Reproduce everything in the film review from "Those training camp" down to "know one another.".

**** DOCUMENT SEGMENT

Denzel Washington and Will Patton are the stars, two football coaches, one black, one white, whose lives are linked for a season, even though neither wants it that way. In 1971, a high school in Alexandria, Va., is integrated, and the board brings in Coach Boone (Washington) as the new head coach, replacing Coach Yoast (Patton), who is expected to become his assistant. Yoast understandably does not want to be demoted in the name of affirmative action. Boone doesn't like it, either: He lost his own job in North Carolina, and "I can't do that to this man." But Alexandria's black residents gather on Boone's lawn to cheer for the first black coach at the newly integrated high school, and Boone realizes he has a responsibility. So does Yoast: His white players say they won't play for a black coach, but Yoast doesn't want them to lose college scholarships, so he swallows his pride and agrees to be Boone's assistant, leading the whites back to practice.

All of this is said to be based on life, and no doubt largely is, but life was perhaps harder and more wounding than the film. "Remember the Titans" is not an activist 1970s picture, but more conciliatory in tone. It is more about football than race relations, and it wants us to leave the theater feeling not angry or motivated, but good.

We do. There are true and touching moments in the film, on top of its undeniable entertainment value. I was moved by a scene near the end where an injured white player, who once said he would not play with blacks, now only wants his black "brother" in the hospital room. And there is a delicate series of scenes in which the same white player breaks up with his girlfriend rather than break the bonds he has formed with teammates during an August training camp.

Those training camp scenes include the usual identifiable types (the fat kid, the long-haired Californian, the "Rev") who first clash, then bond. It's been seen before, but the director, Boaz Yakin ("Fresh"), brings old situations to new life and carries us along in the current of a skilled popular entertainment. I like the way he shows Boone forcing the blacks and whites to get to know one another.

I admired the way the screenplay, by Gregory Allen Howard, doesn't make Boone noble and Yoast a racist, but shows them both as ambitious and skilled professionals. There are times when Boone treats his players more like Marines than high school kids, and Yoast tells him so. And times when Yoast tries to comfort black players who Boone has chewed out, and Boone accuses him of coddling blacks as he would never coddle his fellow whites.

These scenes are tricky, and Washington and Patton find just the right notes to negotiate them. Washington is gifted at delivering big speeches without sounding portentous or seeming to strain. There's an early morning training run that leads the players to the Gettysburg battlefield, and his remarks there place their experiences in a larger context.

********
**** SUPPLIED RECORDS

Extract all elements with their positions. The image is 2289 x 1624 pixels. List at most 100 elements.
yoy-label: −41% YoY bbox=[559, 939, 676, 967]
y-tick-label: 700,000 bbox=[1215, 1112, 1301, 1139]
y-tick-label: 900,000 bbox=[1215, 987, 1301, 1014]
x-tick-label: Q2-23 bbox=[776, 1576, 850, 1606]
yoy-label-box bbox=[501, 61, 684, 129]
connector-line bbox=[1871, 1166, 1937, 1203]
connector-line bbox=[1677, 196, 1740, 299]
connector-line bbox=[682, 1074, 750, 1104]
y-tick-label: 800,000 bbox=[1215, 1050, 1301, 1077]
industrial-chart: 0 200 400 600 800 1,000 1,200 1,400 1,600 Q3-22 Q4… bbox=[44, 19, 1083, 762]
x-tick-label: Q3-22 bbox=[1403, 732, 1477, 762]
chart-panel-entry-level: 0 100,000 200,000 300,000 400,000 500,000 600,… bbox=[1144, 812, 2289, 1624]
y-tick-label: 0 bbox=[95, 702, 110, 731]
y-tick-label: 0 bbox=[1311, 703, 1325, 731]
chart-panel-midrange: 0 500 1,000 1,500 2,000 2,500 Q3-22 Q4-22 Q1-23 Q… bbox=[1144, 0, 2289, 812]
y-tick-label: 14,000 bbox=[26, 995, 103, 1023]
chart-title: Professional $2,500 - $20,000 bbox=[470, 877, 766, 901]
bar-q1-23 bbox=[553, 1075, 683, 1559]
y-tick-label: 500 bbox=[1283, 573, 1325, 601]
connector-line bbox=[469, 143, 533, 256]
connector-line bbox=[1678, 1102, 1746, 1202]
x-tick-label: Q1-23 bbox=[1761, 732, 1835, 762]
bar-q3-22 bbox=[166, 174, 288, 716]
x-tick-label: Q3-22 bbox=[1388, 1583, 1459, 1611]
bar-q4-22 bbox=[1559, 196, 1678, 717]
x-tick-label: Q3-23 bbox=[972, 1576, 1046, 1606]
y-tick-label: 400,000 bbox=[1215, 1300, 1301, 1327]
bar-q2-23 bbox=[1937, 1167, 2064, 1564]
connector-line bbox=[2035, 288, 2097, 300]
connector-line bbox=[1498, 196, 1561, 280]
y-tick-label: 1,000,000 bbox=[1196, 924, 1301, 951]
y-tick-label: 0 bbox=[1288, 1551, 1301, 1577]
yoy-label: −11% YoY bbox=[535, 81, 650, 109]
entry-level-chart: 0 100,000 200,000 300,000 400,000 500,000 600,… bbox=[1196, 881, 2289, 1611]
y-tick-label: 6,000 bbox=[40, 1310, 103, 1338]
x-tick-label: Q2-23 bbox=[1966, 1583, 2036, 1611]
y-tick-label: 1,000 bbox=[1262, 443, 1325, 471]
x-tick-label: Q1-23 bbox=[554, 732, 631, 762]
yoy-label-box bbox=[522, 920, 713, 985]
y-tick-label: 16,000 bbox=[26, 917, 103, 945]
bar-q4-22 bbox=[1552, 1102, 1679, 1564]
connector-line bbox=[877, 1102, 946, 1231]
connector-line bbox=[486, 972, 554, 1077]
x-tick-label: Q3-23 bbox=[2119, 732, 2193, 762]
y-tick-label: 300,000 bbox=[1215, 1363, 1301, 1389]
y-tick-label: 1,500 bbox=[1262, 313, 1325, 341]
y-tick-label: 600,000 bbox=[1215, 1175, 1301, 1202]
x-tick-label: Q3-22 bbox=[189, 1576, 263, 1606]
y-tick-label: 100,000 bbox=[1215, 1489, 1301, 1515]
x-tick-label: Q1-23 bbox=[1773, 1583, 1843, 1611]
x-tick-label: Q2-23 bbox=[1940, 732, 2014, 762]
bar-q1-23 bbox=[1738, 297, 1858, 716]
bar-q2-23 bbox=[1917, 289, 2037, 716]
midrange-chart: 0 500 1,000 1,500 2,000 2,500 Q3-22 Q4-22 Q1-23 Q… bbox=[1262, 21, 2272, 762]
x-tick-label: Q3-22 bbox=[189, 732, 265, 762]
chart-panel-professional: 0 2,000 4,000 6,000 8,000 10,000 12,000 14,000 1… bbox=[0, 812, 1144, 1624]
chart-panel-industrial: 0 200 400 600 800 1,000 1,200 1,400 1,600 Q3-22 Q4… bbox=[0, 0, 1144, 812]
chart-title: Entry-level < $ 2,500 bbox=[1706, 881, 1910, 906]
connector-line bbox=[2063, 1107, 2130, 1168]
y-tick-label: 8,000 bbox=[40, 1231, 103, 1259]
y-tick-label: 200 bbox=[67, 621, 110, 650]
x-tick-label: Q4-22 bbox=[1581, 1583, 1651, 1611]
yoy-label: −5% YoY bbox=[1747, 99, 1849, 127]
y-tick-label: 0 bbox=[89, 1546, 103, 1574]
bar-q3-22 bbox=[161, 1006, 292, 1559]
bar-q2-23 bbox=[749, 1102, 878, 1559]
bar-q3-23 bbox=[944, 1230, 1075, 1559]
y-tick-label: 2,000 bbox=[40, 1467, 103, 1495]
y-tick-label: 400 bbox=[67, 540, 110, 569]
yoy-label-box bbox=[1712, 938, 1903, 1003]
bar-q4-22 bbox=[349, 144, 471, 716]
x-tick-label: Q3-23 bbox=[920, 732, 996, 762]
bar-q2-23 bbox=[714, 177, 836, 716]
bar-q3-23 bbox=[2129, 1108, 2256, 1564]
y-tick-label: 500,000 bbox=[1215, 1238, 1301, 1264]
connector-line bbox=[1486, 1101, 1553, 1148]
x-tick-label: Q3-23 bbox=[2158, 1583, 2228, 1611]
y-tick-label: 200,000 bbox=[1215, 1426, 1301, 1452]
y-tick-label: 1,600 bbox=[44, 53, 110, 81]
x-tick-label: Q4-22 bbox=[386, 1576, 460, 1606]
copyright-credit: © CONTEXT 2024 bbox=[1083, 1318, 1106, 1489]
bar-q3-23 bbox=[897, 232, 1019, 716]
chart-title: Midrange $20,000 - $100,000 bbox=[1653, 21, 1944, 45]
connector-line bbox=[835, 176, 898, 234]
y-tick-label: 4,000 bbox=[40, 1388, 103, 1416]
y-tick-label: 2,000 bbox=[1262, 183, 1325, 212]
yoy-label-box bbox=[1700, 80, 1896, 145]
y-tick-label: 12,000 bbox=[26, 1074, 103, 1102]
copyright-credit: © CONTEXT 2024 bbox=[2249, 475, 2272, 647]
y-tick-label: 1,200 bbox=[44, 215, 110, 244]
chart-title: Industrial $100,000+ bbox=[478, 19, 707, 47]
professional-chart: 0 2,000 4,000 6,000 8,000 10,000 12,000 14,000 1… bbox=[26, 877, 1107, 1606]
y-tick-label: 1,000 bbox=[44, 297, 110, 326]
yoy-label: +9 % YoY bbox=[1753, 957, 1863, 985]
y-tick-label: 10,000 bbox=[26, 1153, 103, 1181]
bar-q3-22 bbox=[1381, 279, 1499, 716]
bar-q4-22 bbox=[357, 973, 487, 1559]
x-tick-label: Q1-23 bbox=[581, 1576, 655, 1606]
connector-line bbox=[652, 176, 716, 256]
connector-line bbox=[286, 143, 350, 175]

********

• EXERCISE SOLUTION
Those training camp scenes include the usual identifiable types (the fat kid, the long-haired Californian, the "Rev") who first clash, then bond. It's been seen before, but the director, Boaz Yakin ("Fresh"), brings old situations to new life and carries us along in the current of a skilled popular entertainment. I like the way he shows Boone forcing the blacks and whites to get to know one another.